#### GOAL A:
Answer these from the passage on the probability of spurious anomalies:
(i) What is the probability, given in the passage, of an observation lying more than 3 standard deviations from the mean?
(ii) What distribution do the z-scores approximately follow if the n observations come from a normal distribution?
(iii) For what sample sizes is the probability in equation (4.1) said to be accurate?
#### GOAL B:
Write the next part of the passage on the probability of spurious anomalies, picking up after its final sentence.
— START OF PASSAGE GIVEN —
Probability of spurious anomalies

Even if the data did come from a normal distribution, the probability of an observation being more than 3 standard deviations from the mean is 0.0027 (assuming a large sample), so we would expect to see 1 in every 1/ 0.0027 = 370 regular observations being identified as an anomaly using this approach.

In fact, we can be more accurate than this. If our n observations come from a normal distribution, then the z-scores follow (approximately) a \text{t}_{n-1} distribution. (The approximation arises because we replace the mean and standard deviations by their sample estimate.) When we identify anomalies as those points with |z|>c, then the probability of finding at least one spurious anomaly is the probability of the maximum being above c or the minimum being below -c. Since the distribution is symmetric, these probabilities are the same. Let M_n be the maximum of n z-scores computed from the data; then P(M_n \le c) = (F_{t}(c; n-1))^n where F_{t}(y; n-1) is the cumulative distribution function of a t distribution with n-1 degrees of freedom. So the probability of at least one spurious anomaly is 1 - (F_{t}(c; n-1))^{2n}. \tag{4.1} This probability is accurate for large n, but not for small sample sizes. So, instead, we will use simulation to compute the probabilities; these are plotted in Figure 4.3 for several values of c and n.
— END OF PASSAGE GIVEN —
— START OF EXTRACTED MATERIAL —
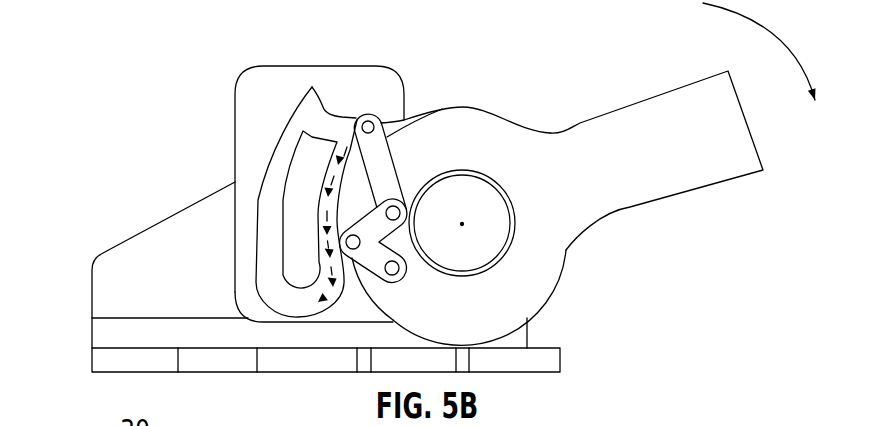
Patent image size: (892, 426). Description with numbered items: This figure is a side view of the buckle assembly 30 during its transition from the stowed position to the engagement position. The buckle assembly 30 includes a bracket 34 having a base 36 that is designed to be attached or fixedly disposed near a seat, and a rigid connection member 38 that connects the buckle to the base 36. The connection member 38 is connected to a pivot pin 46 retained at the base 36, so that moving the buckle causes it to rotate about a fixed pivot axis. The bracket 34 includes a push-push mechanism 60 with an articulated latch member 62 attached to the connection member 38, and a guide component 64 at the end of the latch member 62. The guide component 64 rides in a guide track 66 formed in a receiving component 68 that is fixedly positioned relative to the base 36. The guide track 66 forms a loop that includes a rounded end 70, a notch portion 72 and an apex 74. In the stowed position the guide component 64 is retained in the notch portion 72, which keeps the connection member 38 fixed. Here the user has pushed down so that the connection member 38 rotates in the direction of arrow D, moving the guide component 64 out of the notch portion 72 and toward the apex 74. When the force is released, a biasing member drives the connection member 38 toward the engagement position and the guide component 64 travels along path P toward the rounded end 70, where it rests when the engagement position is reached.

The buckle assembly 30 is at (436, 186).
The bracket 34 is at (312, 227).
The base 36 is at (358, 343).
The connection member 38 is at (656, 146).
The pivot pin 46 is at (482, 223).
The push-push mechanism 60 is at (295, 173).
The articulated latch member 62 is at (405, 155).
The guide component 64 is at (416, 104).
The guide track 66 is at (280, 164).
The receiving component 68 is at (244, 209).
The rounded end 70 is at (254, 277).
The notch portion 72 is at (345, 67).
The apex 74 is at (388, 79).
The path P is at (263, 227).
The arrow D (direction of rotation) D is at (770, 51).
— END OF EXTRACTED MATERIAL —
— START OF EXTRACTED MATERIAL —
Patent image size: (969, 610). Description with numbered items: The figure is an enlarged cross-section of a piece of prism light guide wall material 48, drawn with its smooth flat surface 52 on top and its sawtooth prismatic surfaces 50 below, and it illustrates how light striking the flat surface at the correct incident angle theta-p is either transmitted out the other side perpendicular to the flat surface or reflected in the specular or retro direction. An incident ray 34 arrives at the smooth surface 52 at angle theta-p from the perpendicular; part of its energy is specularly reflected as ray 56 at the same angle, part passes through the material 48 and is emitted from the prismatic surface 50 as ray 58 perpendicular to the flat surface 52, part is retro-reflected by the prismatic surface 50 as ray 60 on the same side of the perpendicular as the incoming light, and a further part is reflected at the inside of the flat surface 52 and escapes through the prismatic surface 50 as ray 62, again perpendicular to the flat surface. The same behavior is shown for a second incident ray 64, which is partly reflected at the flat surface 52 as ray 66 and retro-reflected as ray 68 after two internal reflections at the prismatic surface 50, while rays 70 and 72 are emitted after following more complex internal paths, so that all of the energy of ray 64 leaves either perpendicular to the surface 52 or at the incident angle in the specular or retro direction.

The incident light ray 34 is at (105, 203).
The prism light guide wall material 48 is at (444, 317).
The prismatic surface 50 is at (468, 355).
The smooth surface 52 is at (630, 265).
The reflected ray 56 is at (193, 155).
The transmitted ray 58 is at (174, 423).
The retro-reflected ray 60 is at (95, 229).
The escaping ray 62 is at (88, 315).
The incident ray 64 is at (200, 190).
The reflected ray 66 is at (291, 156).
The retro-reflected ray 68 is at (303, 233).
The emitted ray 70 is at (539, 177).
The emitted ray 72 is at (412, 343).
— END OF EXTRACTED MATERIAL —
— START OF EXTRACTED MATERIAL —
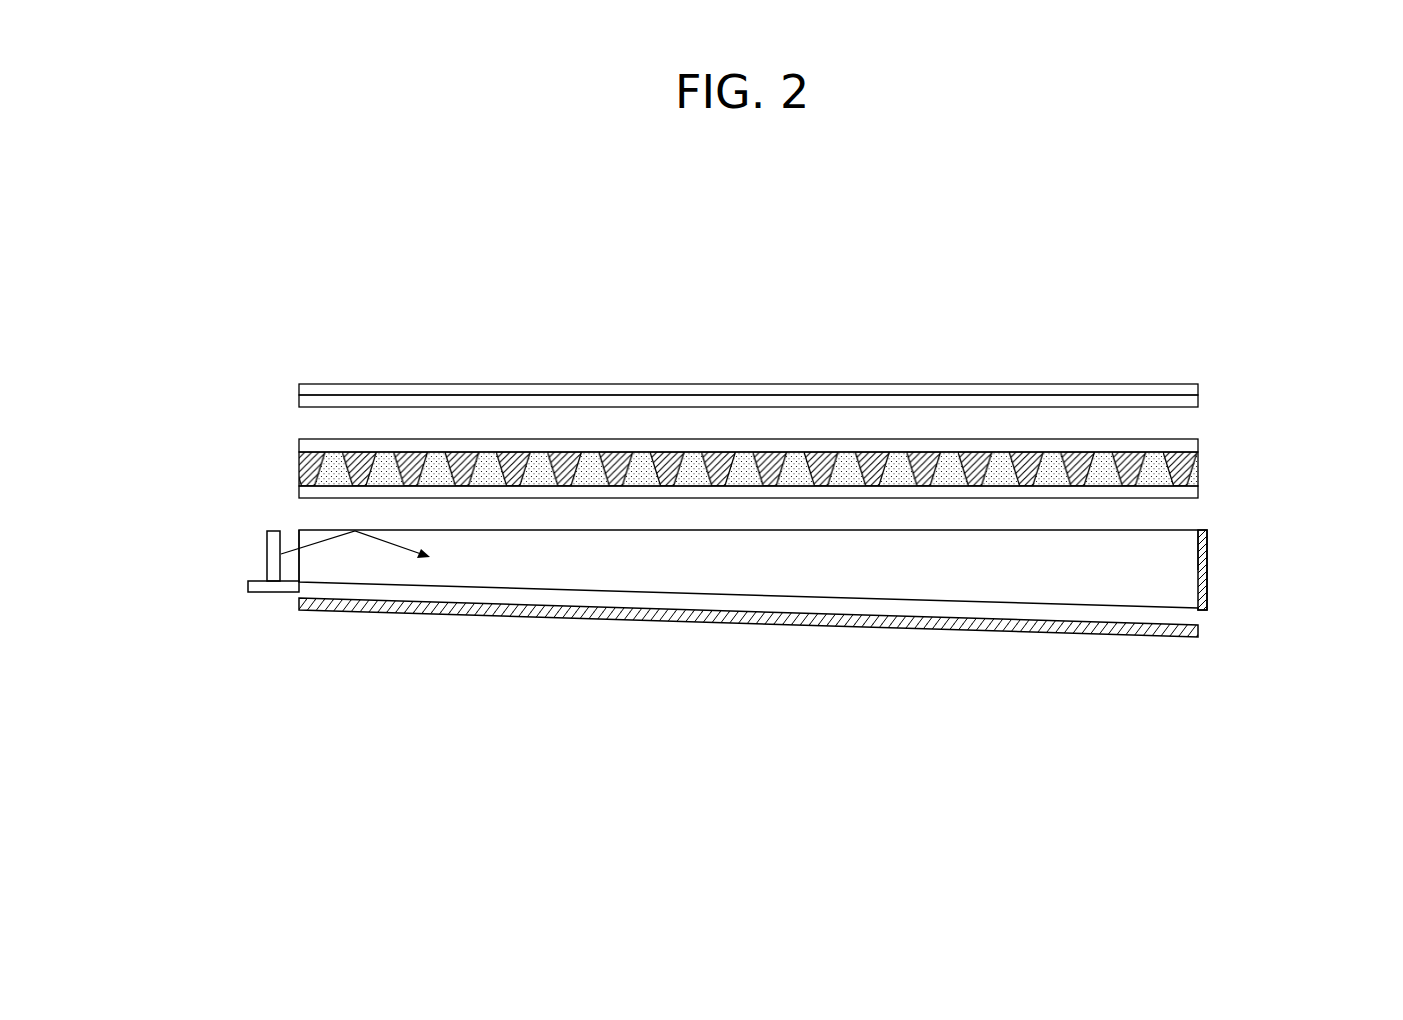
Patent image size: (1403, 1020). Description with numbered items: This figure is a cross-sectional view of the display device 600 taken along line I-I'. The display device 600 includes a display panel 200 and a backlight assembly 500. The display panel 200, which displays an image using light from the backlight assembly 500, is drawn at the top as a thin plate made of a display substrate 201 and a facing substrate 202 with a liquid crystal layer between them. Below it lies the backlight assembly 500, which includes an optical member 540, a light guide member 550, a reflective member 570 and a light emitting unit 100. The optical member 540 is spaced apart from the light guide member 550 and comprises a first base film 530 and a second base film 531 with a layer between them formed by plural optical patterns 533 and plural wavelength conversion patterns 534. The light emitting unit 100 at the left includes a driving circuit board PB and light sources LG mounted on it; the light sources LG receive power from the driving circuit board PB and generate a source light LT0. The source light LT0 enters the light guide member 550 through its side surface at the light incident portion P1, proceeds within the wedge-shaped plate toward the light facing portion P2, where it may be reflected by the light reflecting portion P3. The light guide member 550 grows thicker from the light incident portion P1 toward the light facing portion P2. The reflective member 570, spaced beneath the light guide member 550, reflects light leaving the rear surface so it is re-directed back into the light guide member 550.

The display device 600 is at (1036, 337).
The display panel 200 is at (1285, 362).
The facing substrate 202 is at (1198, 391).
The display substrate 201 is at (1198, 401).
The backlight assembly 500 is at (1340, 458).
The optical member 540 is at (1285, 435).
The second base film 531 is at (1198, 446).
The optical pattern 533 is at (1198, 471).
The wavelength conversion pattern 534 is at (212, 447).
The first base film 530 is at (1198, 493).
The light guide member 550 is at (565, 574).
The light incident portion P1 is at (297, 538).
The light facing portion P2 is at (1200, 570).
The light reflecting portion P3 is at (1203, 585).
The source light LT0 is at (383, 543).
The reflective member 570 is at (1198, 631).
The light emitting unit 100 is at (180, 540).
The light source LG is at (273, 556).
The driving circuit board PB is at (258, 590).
— END OF EXTRACTED MATERIAL —
#### OUTPUT A:
(i) 0.0027, assuming a large sample.
(ii) A t distribution with n-1 degrees of freedom.
(iii) Large n. It is not accurate for small sample sizes.

#### OUTPUT B:
Figure 4.3: The probability of at least one spurious anomaly using z-scores and with a threshold c for normally distributed data.

Let’s also compute the probability of spurious anomalies for different data distributions — the \text{t}_3 and \chi^2_4 distributions shown in Figure 4.2.

Figure 4.4: The probability of at least one spurious anomaly using z-scores for different data distributions and with a threshold of c=3.

Notice how the departures from normality, either via skewness (for the \chi^2 distribution) or with heavier tails (for the t distribution), lead to much greater probabilities for spurious anomalies. Any tests for anomaly detection that assume an underlying data distribution will be sensitive to the shape of that distribution.

Even if we were prepared to believe that the data come from a normal distribution, we need to adjust the threshold to allow for the sample size. This is the idea behind the next methods we will consider.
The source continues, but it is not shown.